PROVIDED MATERIAL –

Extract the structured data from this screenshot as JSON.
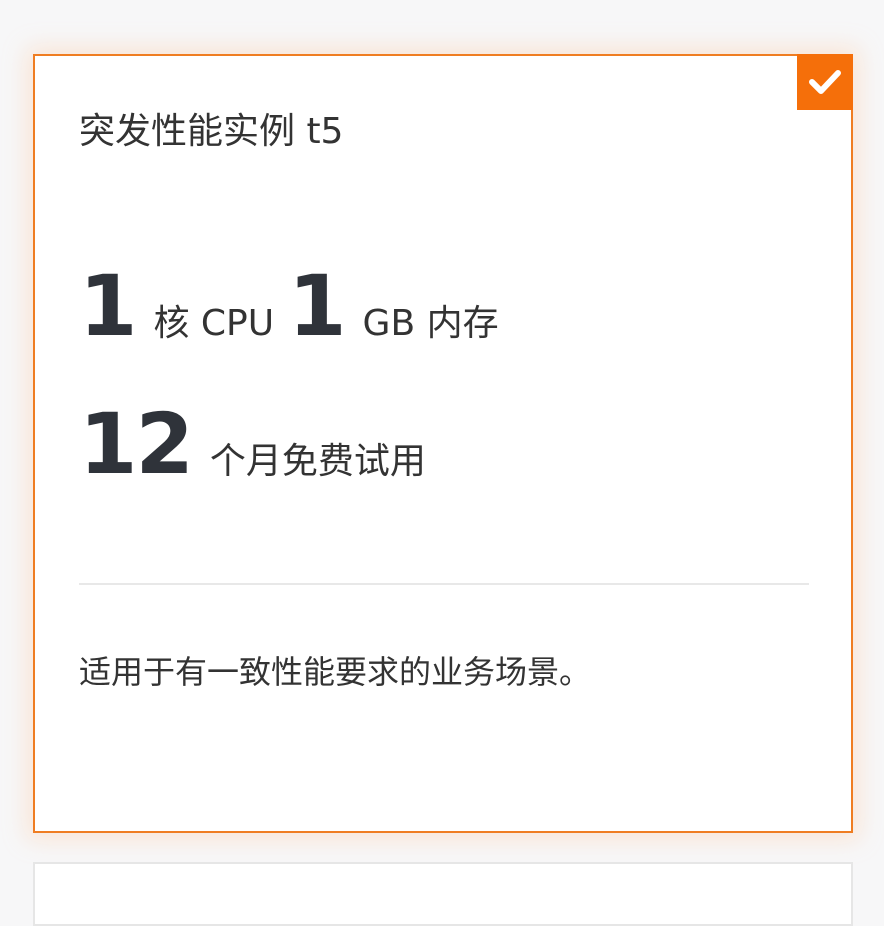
{
  "card": {
    "title": "突发性能实例 t5",
    "selected": true,
    "cpu_value": "1",
    "cpu_unit": "核 CPU",
    "memory_value": "1",
    "memory_unit": "GB 内存",
    "trial_value": "12",
    "trial_unit": "个月免费试用",
    "description": "适用于有一致性能要求的业务场景。"
  },
  "colors": {
    "accent": "#ef7d22",
    "badge": "#f56f0a",
    "text": "#333333"
  },
  "icons": {
    "badge": "checkmark-icon"
  }
}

WHAT THE EXERCISE ASKS –
Copy out all the data exactly; skip the pictures.

RESULT OF THE EXERCISE –
Extract the structured data from this screenshot as JSON.
{
  "card": {
    "title": "突发性能实例 t5",
    "selected": true,
    "cpu_value": "1",
    "cpu_unit": "核 CPU",
    "memory_value": "1",
    "memory_unit": "GB 内存",
    "trial_value": "12",
    "trial_unit": "个月免费试用",
    "description": "适用于有一致性能要求的业务场景。"
  },
  "colors": {
    "accent": "#ef7d22",
    "badge": "#f56f0a",
    "text": "#333333"
  },
  "icons": {
    "badge": "checkmark-icon"
  }
}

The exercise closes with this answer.